Look through the data below and count each line where the word "equipos" appears. Reply with the count alone.

[start]

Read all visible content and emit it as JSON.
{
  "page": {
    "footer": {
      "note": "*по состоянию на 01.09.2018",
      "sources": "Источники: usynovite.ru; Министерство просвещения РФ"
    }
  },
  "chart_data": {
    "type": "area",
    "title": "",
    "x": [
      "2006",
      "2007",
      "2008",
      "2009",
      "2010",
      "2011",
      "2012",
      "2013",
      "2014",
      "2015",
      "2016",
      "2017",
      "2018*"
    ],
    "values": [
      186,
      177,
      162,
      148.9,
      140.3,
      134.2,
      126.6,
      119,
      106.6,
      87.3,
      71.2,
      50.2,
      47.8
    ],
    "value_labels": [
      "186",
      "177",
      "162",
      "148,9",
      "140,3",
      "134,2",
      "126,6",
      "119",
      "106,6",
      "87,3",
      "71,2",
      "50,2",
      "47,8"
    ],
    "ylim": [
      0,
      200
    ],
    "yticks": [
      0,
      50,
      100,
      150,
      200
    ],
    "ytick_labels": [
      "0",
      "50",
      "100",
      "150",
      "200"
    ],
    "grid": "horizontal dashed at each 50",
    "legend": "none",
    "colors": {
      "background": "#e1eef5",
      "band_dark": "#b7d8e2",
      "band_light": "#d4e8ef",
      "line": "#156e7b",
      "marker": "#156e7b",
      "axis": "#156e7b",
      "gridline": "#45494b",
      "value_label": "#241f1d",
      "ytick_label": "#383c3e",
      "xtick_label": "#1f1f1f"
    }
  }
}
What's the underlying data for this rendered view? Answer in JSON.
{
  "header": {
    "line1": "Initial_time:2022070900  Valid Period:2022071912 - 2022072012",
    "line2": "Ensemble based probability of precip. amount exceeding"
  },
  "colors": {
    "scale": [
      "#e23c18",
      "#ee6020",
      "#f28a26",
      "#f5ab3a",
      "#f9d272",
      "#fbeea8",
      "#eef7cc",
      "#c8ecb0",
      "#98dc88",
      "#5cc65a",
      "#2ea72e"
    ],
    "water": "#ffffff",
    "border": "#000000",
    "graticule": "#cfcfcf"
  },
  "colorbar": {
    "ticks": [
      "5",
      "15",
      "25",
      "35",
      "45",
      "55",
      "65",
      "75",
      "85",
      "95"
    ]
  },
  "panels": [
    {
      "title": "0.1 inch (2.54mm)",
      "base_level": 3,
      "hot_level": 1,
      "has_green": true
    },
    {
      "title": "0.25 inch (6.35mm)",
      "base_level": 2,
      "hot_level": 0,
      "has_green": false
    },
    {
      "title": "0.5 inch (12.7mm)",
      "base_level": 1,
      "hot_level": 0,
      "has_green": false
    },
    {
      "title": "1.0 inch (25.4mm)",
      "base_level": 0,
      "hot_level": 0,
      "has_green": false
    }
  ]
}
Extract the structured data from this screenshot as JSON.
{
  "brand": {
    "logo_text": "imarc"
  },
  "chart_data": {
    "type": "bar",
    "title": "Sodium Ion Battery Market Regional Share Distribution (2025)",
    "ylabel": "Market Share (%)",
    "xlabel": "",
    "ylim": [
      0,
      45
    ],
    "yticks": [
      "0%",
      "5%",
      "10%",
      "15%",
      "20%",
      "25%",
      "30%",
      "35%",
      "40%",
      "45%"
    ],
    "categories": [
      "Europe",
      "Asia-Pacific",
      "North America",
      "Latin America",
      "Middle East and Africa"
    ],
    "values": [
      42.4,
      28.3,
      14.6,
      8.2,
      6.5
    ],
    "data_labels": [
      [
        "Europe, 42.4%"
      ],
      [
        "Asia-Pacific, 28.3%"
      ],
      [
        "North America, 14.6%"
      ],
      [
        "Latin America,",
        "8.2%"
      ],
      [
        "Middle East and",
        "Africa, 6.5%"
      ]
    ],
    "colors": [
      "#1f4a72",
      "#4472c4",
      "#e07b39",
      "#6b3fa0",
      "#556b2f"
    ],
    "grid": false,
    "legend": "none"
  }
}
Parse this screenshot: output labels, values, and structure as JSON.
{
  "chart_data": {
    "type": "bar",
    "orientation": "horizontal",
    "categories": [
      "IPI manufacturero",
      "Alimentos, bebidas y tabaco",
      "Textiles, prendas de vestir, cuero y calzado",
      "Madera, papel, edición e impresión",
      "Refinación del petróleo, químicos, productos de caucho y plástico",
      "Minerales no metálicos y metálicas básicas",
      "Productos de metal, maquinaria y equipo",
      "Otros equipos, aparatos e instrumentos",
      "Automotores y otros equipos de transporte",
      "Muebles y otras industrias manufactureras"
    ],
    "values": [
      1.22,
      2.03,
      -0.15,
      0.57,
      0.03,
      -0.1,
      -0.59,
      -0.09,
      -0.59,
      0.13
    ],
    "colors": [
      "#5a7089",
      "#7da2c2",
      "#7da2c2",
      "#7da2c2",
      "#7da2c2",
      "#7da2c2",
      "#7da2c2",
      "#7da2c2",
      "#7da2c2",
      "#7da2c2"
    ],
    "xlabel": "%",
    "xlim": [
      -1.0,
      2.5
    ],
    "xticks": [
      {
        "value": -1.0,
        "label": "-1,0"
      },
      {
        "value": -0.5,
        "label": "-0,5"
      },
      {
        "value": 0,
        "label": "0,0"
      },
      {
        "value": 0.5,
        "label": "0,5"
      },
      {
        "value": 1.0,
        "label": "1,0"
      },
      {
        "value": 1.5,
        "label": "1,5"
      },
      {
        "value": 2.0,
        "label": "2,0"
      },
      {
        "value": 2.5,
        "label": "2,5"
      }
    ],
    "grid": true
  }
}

[end]

- [Right answer]:
2